- What is being asked
Go through the data and copy every line exactly, but not the images.

- Data extract
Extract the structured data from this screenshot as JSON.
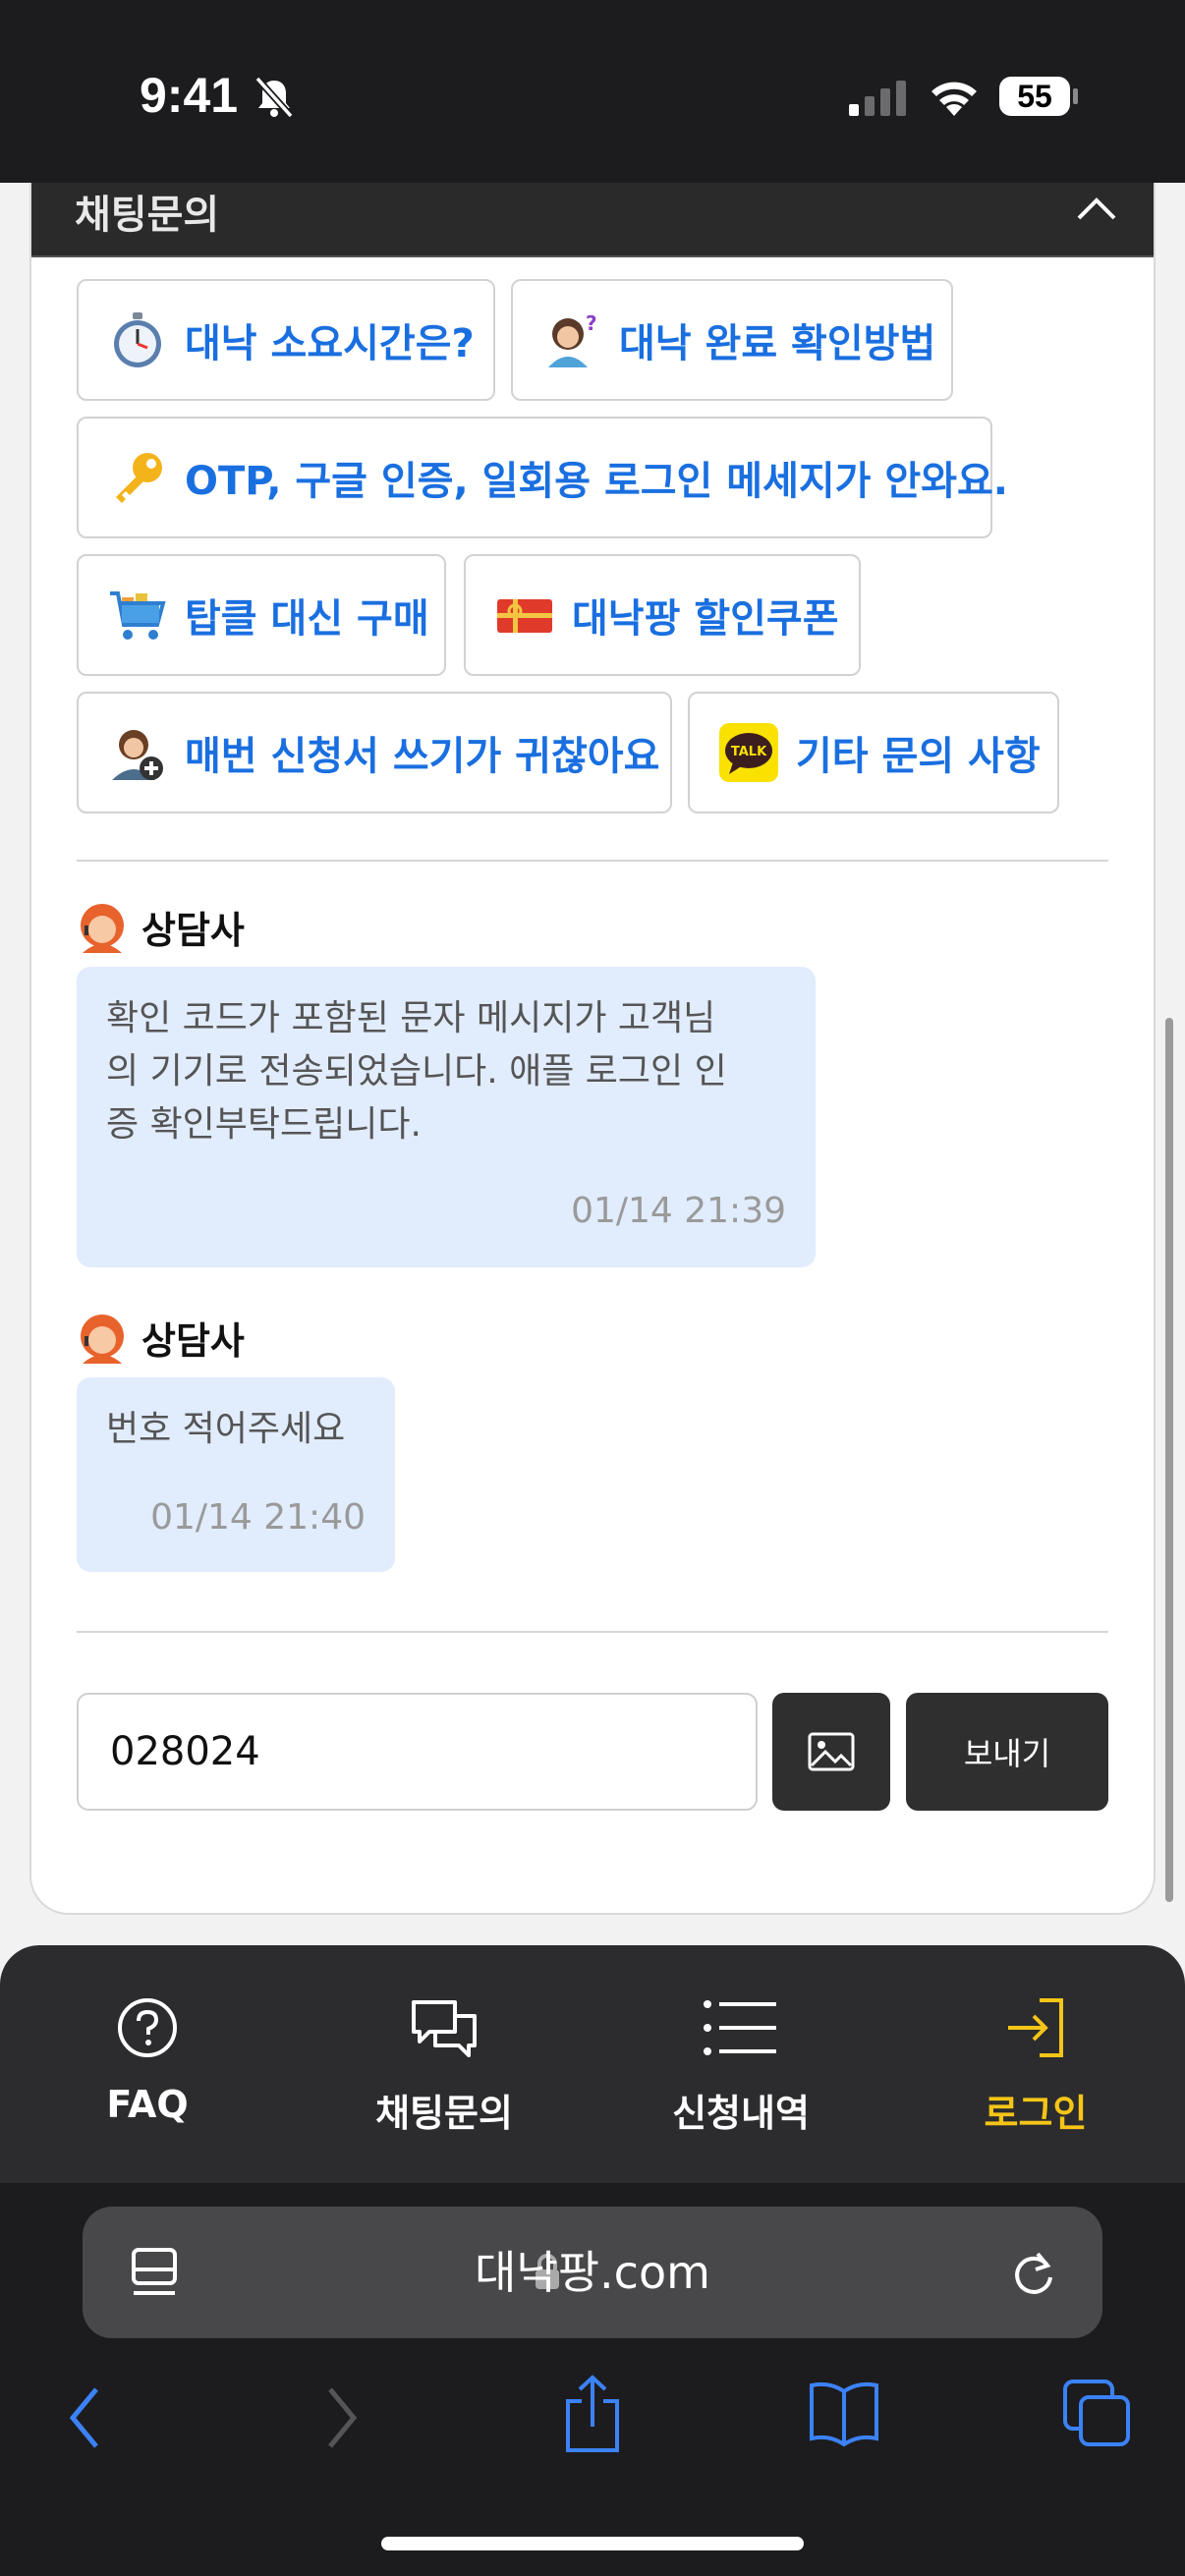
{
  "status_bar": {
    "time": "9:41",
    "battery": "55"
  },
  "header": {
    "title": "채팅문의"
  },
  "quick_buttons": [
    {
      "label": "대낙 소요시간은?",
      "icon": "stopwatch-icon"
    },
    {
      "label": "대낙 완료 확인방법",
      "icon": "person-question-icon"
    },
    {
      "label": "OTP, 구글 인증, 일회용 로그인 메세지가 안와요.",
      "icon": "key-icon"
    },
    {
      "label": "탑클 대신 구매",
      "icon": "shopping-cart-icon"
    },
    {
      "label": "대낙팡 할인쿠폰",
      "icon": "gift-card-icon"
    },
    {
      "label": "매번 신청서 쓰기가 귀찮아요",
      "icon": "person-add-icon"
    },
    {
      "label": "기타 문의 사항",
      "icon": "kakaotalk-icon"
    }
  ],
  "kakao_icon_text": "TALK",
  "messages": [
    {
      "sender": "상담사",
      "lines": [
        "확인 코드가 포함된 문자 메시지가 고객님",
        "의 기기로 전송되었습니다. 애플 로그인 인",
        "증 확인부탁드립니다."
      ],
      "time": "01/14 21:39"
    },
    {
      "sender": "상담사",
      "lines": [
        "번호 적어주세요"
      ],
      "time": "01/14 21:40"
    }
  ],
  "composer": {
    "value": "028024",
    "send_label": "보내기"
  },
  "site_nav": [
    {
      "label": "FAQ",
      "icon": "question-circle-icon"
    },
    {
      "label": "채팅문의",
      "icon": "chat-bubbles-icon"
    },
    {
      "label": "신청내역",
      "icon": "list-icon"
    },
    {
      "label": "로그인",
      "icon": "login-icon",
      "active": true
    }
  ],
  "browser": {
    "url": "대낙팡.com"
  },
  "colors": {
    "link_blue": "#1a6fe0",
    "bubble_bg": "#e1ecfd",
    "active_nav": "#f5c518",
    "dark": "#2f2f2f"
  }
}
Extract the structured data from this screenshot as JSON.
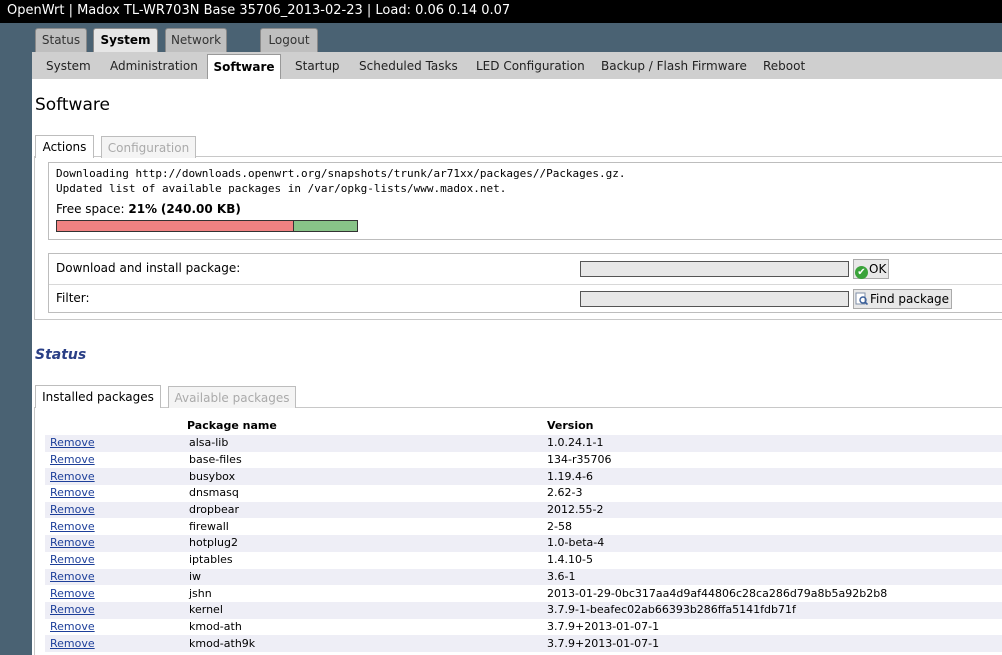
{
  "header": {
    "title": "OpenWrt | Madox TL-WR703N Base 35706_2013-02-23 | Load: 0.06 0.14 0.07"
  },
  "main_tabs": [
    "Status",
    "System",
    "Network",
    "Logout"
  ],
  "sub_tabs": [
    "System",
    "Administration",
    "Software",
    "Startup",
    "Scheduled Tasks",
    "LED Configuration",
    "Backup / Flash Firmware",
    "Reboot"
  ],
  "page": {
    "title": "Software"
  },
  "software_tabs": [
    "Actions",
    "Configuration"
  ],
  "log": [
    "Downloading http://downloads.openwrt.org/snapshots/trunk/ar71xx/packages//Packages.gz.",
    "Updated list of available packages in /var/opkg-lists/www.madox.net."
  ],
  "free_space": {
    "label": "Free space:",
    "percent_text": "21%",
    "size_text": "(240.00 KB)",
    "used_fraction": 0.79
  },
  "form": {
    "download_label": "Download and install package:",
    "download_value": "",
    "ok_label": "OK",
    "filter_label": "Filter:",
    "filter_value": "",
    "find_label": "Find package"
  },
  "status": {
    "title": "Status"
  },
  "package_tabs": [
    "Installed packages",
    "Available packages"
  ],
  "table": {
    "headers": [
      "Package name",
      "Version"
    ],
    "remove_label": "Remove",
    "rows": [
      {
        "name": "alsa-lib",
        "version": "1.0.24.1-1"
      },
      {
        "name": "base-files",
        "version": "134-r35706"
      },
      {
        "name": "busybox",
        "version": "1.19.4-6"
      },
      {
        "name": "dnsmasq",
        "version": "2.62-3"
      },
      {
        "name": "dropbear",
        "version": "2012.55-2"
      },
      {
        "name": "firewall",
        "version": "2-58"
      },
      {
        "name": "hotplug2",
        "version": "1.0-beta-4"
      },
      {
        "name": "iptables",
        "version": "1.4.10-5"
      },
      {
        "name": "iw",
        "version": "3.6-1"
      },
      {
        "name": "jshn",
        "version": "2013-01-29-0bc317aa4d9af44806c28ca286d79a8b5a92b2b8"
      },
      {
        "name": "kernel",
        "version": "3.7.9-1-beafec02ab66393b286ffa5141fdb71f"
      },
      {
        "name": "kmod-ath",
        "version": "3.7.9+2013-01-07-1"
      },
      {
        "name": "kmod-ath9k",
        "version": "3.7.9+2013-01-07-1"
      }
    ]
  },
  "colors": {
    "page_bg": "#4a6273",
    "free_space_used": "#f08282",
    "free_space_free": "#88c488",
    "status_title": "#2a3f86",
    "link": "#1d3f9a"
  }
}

- Written solution
Extract the structured data from this screenshot as JSON.
{
  "status_bar": {
    "time": "9:41",
    "battery": "55"
  },
  "header": {
    "title": "채팅문의"
  },
  "quick_buttons": [
    {
      "label": "대낙 소요시간은?",
      "icon": "stopwatch-icon"
    },
    {
      "label": "대낙 완료 확인방법",
      "icon": "person-question-icon"
    },
    {
      "label": "OTP, 구글 인증, 일회용 로그인 메세지가 안와요.",
      "icon": "key-icon"
    },
    {
      "label": "탑클 대신 구매",
      "icon": "shopping-cart-icon"
    },
    {
      "label": "대낙팡 할인쿠폰",
      "icon": "gift-card-icon"
    },
    {
      "label": "매번 신청서 쓰기가 귀찮아요",
      "icon": "person-add-icon"
    },
    {
      "label": "기타 문의 사항",
      "icon": "kakaotalk-icon"
    }
  ],
  "kakao_icon_text": "TALK",
  "messages": [
    {
      "sender": "상담사",
      "lines": [
        "확인 코드가 포함된 문자 메시지가 고객님",
        "의 기기로 전송되었습니다. 애플 로그인 인",
        "증 확인부탁드립니다."
      ],
      "time": "01/14 21:39"
    },
    {
      "sender": "상담사",
      "lines": [
        "번호 적어주세요"
      ],
      "time": "01/14 21:40"
    }
  ],
  "composer": {
    "value": "028024",
    "send_label": "보내기"
  },
  "site_nav": [
    {
      "label": "FAQ",
      "icon": "question-circle-icon"
    },
    {
      "label": "채팅문의",
      "icon": "chat-bubbles-icon"
    },
    {
      "label": "신청내역",
      "icon": "list-icon"
    },
    {
      "label": "로그인",
      "icon": "login-icon",
      "active": true
    }
  ],
  "browser": {
    "url": "대낙팡.com"
  },
  "colors": {
    "link_blue": "#1a6fe0",
    "bubble_bg": "#e1ecfd",
    "active_nav": "#f5c518",
    "dark": "#2f2f2f"
  }
}
Extract the structured data from this screenshot as JSON.
{
  "header": {
    "title": "OpenWrt | Madox TL-WR703N Base 35706_2013-02-23 | Load: 0.06 0.14 0.07"
  },
  "main_tabs": [
    "Status",
    "System",
    "Network",
    "Logout"
  ],
  "sub_tabs": [
    "System",
    "Administration",
    "Software",
    "Startup",
    "Scheduled Tasks",
    "LED Configuration",
    "Backup / Flash Firmware",
    "Reboot"
  ],
  "page": {
    "title": "Software"
  },
  "software_tabs": [
    "Actions",
    "Configuration"
  ],
  "log": [
    "Downloading http://downloads.openwrt.org/snapshots/trunk/ar71xx/packages//Packages.gz.",
    "Updated list of available packages in /var/opkg-lists/www.madox.net."
  ],
  "free_space": {
    "label": "Free space:",
    "percent_text": "21%",
    "size_text": "(240.00 KB)",
    "used_fraction": 0.79
  },
  "form": {
    "download_label": "Download and install package:",
    "download_value": "",
    "ok_label": "OK",
    "filter_label": "Filter:",
    "filter_value": "",
    "find_label": "Find package"
  },
  "status": {
    "title": "Status"
  },
  "package_tabs": [
    "Installed packages",
    "Available packages"
  ],
  "table": {
    "headers": [
      "Package name",
      "Version"
    ],
    "remove_label": "Remove",
    "rows": [
      {
        "name": "alsa-lib",
        "version": "1.0.24.1-1"
      },
      {
        "name": "base-files",
        "version": "134-r35706"
      },
      {
        "name": "busybox",
        "version": "1.19.4-6"
      },
      {
        "name": "dnsmasq",
        "version": "2.62-3"
      },
      {
        "name": "dropbear",
        "version": "2012.55-2"
      },
      {
        "name": "firewall",
        "version": "2-58"
      },
      {
        "name": "hotplug2",
        "version": "1.0-beta-4"
      },
      {
        "name": "iptables",
        "version": "1.4.10-5"
      },
      {
        "name": "iw",
        "version": "3.6-1"
      },
      {
        "name": "jshn",
        "version": "2013-01-29-0bc317aa4d9af44806c28ca286d79a8b5a92b2b8"
      },
      {
        "name": "kernel",
        "version": "3.7.9-1-beafec02ab66393b286ffa5141fdb71f"
      },
      {
        "name": "kmod-ath",
        "version": "3.7.9+2013-01-07-1"
      },
      {
        "name": "kmod-ath9k",
        "version": "3.7.9+2013-01-07-1"
      }
    ]
  },
  "colors": {
    "page_bg": "#4a6273",
    "free_space_used": "#f08282",
    "free_space_free": "#88c488",
    "status_title": "#2a3f86",
    "link": "#1d3f9a"
  }
}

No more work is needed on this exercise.